**What is asked**
Give the listing again exactly, omitting its images.

**Records for this exercise**
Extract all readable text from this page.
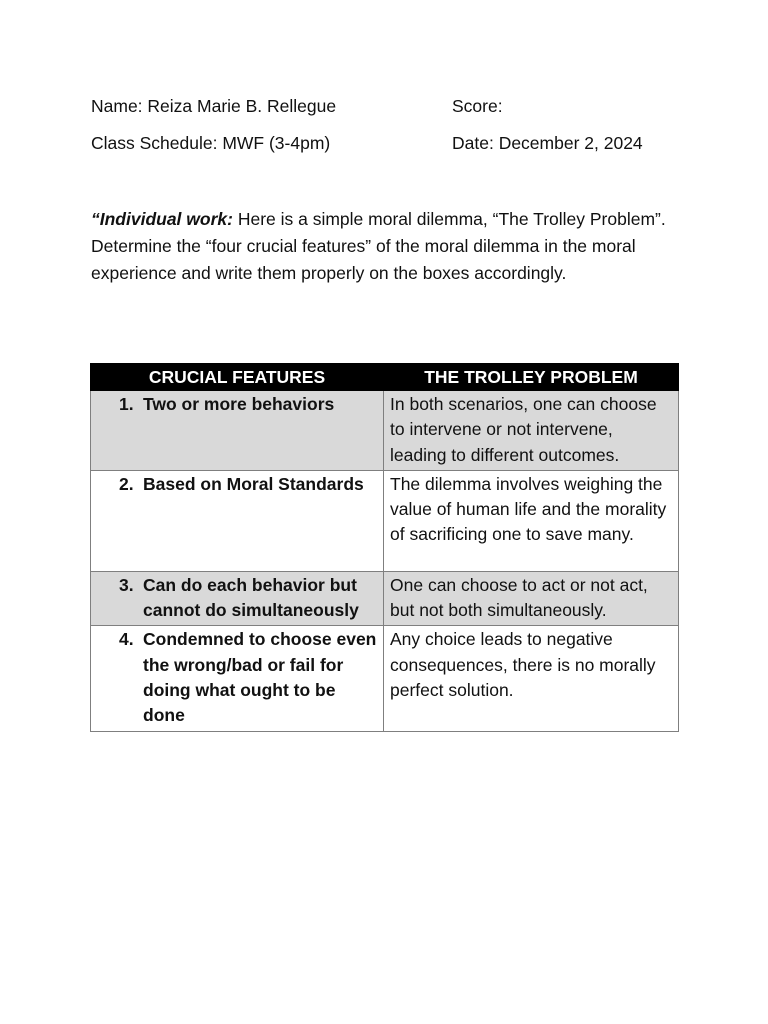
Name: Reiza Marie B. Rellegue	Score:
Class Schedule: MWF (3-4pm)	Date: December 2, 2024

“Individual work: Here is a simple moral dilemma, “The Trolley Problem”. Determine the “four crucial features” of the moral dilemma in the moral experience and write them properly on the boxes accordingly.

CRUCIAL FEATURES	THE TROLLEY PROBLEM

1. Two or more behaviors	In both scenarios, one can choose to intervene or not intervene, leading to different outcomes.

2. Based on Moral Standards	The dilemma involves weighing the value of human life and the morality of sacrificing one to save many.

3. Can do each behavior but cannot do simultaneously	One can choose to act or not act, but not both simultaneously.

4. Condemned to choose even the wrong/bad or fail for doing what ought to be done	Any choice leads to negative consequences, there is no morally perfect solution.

**Solved problem**
Extract all readable text from this page.
Name: Reiza Marie B. Rellegue	Score:
Class Schedule: MWF (3-4pm)	Date: December 2, 2024

“Individual work: Here is a simple moral dilemma, “The Trolley Problem”. Determine the “four crucial features” of the moral dilemma in the moral experience and write them properly on the boxes accordingly.

CRUCIAL FEATURES	THE TROLLEY PROBLEM

1. Two or more behaviors	In both scenarios, one can choose to intervene or not intervene, leading to different outcomes.

2. Based on Moral Standards	The dilemma involves weighing the value of human life and the morality of sacrificing one to save many.

3. Can do each behavior but cannot do simultaneously	One can choose to act or not act, but not both simultaneously.

4. Condemned to choose even the wrong/bad or fail for doing what ought to be done	Any choice leads to negative consequences, there is no morally perfect solution.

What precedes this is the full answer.